>> BEGIN Input for this task
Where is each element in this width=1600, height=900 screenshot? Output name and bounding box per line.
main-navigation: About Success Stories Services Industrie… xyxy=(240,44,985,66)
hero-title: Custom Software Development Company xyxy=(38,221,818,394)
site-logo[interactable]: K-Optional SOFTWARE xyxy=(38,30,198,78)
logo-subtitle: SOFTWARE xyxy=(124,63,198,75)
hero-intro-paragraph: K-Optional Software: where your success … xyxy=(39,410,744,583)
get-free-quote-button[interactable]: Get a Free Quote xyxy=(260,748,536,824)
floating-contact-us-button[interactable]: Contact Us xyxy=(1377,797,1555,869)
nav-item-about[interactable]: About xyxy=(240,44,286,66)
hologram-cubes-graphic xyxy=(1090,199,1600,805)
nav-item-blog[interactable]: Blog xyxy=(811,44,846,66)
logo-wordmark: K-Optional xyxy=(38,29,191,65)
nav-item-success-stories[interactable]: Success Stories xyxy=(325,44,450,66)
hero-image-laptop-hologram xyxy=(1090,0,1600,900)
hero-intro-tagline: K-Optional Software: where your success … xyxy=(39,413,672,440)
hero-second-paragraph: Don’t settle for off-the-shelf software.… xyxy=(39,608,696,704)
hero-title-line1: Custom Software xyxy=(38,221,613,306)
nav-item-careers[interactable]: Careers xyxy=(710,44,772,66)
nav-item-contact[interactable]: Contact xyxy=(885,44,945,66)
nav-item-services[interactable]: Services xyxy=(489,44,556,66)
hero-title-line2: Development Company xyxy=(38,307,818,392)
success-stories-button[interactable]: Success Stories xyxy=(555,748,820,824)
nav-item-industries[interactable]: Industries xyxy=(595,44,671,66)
>> END Input for this task
▸ Directions:
Copy out all of the items above word for word, with every line kept in its original order and form.

▸ Finished task:
Where is each element in this width=1600, height=900 screenshot? Output name and bounding box per line.
main-navigation: About Success Stories Services Industrie… xyxy=(240,44,985,66)
hero-title: Custom Software Development Company xyxy=(38,221,818,394)
site-logo[interactable]: K-Optional SOFTWARE xyxy=(38,30,198,78)
logo-subtitle: SOFTWARE xyxy=(124,63,198,75)
hero-intro-paragraph: K-Optional Software: where your success … xyxy=(39,410,744,583)
get-free-quote-button[interactable]: Get a Free Quote xyxy=(260,748,536,824)
floating-contact-us-button[interactable]: Contact Us xyxy=(1377,797,1555,869)
nav-item-about[interactable]: About xyxy=(240,44,286,66)
hologram-cubes-graphic xyxy=(1090,199,1600,805)
nav-item-blog[interactable]: Blog xyxy=(811,44,846,66)
logo-wordmark: K-Optional xyxy=(38,29,191,65)
nav-item-success-stories[interactable]: Success Stories xyxy=(325,44,450,66)
hero-image-laptop-hologram xyxy=(1090,0,1600,900)
hero-intro-tagline: K-Optional Software: where your success … xyxy=(39,413,672,440)
hero-second-paragraph: Don’t settle for off-the-shelf software.… xyxy=(39,608,696,704)
hero-title-line1: Custom Software xyxy=(38,221,613,306)
nav-item-careers[interactable]: Careers xyxy=(710,44,772,66)
nav-item-contact[interactable]: Contact xyxy=(885,44,945,66)
nav-item-services[interactable]: Services xyxy=(489,44,556,66)
hero-title-line2: Development Company xyxy=(38,307,818,392)
success-stories-button[interactable]: Success Stories xyxy=(555,748,820,824)
nav-item-industries[interactable]: Industries xyxy=(595,44,671,66)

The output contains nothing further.